SELECTED PASSAGE:
+ + + + + + +

The fate of this blog has been a bit up in the air, but we’re back with renewed dedication to writing awesome posts! I’m going to get back on the link roundup wagon with February all at once, and then switch to weekly starting next week, as weekly posts should be more manageable and less time-consuming to write.

So without further ado: February 2013!

  • How Software is Built Today: “… why our expectations of software are leading us into such a terrible mess.”
  • Sergei shared Looking Beyond User-Centered Design, which spawned a lively discussion of the article, as well as some critique of the redesign of A List Apart, most specifically the way the site header is displayed now.
  • The Chrome Experiment Find Your Way to Oz is an amazing and gorgeous example of what can be done with HTML5 and WebGL — even if it made my browser cry.
  • More Chrome Experiments to play with! Like this awesome Stellar Neighborhood one. Stars!!
  • Char noticed that Microsoft.com did a responsive redesign. Change your browser’s width to see it.
  • We got briefly sidetracked discussing fun/silly/thematic competitive athletic events, like Ski to Sea, Muds to Suds, and the Fremont Oktoberfest 5k, which we might do … join us!

+ + + + + + +

TASKS AND EXERCISES:
[1] Summarize the February 2013 link roundup in two sentences.
[2] Reproduce the part of the February 2013 link roundup that runs from "The fate of" up to and including "my browser cry.".

+ + + + + + +

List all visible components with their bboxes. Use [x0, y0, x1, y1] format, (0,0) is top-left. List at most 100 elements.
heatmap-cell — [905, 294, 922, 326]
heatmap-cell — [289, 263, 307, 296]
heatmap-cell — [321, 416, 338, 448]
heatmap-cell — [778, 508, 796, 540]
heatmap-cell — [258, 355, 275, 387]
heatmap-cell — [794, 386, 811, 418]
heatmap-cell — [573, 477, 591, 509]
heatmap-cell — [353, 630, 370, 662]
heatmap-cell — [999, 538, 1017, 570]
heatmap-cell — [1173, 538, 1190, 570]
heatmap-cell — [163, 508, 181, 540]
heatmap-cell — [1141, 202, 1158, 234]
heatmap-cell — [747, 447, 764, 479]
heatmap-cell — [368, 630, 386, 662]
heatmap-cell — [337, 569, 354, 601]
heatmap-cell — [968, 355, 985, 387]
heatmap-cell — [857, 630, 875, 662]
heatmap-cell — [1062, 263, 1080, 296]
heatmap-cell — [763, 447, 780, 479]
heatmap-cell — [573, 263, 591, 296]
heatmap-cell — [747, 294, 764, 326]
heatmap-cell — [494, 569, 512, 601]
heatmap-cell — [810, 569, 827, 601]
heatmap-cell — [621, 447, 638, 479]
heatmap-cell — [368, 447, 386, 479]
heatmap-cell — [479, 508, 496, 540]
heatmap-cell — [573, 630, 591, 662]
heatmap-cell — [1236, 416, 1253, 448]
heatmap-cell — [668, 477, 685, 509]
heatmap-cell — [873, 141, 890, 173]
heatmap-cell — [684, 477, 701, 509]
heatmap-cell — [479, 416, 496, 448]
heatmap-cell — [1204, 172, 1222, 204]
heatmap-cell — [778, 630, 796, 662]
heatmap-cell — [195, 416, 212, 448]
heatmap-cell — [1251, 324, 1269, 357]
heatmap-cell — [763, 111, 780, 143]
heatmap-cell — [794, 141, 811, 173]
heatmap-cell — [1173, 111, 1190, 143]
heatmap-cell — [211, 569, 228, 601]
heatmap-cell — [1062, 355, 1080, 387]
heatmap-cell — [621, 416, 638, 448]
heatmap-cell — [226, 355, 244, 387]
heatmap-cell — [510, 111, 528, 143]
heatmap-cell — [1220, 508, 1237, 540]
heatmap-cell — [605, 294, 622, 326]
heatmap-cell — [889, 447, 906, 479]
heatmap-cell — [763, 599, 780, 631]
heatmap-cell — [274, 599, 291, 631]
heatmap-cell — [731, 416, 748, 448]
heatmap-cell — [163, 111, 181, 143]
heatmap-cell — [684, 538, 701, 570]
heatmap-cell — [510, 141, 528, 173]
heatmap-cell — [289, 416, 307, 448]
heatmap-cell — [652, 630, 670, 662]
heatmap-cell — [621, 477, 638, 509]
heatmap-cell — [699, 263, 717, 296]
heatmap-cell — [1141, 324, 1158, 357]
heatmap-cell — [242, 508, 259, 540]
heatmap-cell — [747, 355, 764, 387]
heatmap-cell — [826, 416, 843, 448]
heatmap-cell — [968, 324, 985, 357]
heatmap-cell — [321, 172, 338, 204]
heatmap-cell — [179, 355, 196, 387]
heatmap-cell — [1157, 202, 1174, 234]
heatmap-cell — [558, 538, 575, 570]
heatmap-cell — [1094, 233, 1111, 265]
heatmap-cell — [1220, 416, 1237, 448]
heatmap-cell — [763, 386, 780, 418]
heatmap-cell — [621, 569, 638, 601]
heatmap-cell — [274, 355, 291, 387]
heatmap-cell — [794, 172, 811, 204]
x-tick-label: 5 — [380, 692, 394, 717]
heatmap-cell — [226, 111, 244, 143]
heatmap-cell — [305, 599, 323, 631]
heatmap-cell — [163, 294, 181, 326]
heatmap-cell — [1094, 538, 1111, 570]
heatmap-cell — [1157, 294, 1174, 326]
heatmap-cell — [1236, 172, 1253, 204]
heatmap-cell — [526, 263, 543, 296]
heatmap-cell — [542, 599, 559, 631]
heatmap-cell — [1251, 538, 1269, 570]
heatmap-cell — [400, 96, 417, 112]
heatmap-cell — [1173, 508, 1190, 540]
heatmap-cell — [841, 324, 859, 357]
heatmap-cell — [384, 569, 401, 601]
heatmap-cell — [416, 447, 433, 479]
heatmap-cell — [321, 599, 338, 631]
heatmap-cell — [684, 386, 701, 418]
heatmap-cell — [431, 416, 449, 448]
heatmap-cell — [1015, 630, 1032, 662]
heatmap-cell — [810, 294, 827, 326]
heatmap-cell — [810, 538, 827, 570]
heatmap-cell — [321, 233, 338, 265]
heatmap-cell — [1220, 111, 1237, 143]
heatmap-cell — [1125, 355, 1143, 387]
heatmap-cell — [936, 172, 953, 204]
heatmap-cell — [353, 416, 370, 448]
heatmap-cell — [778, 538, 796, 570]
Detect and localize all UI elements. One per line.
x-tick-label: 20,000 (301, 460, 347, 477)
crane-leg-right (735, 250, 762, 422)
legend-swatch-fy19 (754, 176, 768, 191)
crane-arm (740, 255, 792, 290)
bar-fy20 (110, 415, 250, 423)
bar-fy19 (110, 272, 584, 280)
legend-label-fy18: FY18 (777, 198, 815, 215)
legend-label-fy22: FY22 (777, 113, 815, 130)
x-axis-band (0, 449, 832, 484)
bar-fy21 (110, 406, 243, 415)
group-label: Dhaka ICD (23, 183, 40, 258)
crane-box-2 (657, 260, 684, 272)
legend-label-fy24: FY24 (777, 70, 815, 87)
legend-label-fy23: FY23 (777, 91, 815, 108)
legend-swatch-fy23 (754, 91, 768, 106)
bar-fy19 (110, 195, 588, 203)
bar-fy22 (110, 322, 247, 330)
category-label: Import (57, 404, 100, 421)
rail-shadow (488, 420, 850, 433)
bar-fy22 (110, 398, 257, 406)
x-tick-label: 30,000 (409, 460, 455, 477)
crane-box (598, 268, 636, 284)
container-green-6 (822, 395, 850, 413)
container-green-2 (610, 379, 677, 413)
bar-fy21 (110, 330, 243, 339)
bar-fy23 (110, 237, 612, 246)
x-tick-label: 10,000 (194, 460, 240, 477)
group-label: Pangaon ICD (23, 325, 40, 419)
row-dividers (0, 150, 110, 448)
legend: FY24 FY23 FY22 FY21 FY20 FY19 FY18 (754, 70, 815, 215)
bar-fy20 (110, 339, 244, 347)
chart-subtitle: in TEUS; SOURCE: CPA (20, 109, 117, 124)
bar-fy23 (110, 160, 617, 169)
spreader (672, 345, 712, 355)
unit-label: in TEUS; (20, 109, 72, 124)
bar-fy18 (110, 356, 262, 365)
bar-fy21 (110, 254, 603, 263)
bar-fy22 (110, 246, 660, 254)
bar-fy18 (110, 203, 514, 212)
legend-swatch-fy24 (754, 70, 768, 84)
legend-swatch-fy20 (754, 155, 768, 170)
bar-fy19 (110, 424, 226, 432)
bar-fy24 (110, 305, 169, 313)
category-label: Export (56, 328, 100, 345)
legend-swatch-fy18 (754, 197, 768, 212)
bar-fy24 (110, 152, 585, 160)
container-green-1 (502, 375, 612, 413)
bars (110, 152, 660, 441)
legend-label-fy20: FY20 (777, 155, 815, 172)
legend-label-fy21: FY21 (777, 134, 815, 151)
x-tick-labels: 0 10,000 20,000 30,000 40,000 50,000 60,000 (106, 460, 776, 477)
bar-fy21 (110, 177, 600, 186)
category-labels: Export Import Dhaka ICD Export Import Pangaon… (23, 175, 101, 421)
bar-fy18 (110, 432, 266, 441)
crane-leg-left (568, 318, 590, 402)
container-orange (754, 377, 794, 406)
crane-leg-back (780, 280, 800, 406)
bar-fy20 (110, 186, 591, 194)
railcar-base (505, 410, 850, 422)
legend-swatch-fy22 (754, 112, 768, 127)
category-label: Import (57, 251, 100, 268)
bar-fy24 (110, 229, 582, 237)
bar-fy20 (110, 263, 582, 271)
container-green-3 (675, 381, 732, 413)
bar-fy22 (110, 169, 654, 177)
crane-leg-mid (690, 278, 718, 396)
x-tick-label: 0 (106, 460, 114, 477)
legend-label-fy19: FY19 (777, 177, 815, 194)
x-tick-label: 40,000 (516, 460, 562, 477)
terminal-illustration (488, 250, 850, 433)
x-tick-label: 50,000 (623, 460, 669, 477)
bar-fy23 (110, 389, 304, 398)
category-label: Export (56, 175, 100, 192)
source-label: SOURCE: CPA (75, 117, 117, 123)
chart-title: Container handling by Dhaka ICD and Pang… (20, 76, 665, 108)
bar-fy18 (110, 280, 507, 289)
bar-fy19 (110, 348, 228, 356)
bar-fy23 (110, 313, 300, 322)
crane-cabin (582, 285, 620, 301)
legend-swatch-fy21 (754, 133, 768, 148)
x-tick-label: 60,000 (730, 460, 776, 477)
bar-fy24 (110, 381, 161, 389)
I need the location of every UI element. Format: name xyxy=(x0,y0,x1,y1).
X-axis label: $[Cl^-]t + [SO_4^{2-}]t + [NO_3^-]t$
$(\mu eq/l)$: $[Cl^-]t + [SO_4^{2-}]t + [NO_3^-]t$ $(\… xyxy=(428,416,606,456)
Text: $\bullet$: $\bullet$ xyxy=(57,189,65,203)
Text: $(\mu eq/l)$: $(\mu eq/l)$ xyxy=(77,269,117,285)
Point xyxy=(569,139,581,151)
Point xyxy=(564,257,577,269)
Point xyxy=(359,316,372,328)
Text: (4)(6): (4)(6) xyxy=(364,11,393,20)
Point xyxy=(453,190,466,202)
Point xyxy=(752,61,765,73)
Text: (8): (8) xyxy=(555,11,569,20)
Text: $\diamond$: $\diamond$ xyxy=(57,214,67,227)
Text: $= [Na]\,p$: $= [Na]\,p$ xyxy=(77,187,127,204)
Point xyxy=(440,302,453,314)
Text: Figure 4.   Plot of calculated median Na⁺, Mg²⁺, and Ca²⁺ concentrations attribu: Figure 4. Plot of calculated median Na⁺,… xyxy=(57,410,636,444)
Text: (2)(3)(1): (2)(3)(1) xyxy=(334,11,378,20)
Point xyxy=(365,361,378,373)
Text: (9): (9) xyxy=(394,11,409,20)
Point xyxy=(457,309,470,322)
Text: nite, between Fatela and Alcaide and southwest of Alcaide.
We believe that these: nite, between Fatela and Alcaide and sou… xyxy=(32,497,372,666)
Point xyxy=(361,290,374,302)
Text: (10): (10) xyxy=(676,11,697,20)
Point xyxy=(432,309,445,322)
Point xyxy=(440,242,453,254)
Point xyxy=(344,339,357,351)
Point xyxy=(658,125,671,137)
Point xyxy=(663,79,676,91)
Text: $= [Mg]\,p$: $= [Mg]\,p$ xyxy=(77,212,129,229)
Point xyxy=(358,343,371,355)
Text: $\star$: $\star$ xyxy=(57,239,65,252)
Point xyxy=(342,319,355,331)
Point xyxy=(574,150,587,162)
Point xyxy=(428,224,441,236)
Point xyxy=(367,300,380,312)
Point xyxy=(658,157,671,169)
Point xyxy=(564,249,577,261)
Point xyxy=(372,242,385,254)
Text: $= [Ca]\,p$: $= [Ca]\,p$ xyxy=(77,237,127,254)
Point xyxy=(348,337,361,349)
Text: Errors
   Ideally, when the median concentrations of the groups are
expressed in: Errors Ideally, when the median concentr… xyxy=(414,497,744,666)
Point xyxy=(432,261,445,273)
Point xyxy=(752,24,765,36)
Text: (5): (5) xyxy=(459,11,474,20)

+ + + + + + +

RESPONSES TO THE EXERCISE:
[1] The blog is returning with a single roundup of February 2013 links, and it will switch to weekly posts after that because they should be easier to write. The links include a piece on how software is built today, a discussion of an article on user-centered design and of the A List Apart redesign, Chrome Experiments such as Find Your Way to Oz, Microsoft.com's responsive redesign, and a detour into fun athletic events like Ski to Sea.

[2]
The fate of this blog has been a bit up in the air, but we’re back with renewed dedication to writing awesome posts! I’m going to get back on the link roundup wagon with February all at once, and then switch to weekly starting next week, as weekly posts should be more manageable and less time-consuming to write.

So without further ado: February 2013!

  • How Software is Built Today: “… why our expectations of software are leading us into such a terrible mess.”
  • Sergei shared Looking Beyond User-Centered Design, which spawned a lively discussion of the article, as well as some critique of the redesign of A List Apart, most specifically the way the site header is displayed now.
  • The Chrome Experiment Find Your Way to Oz is an amazing and gorgeous example of what can be done with HTML5 and WebGL — even if it made my browser cry.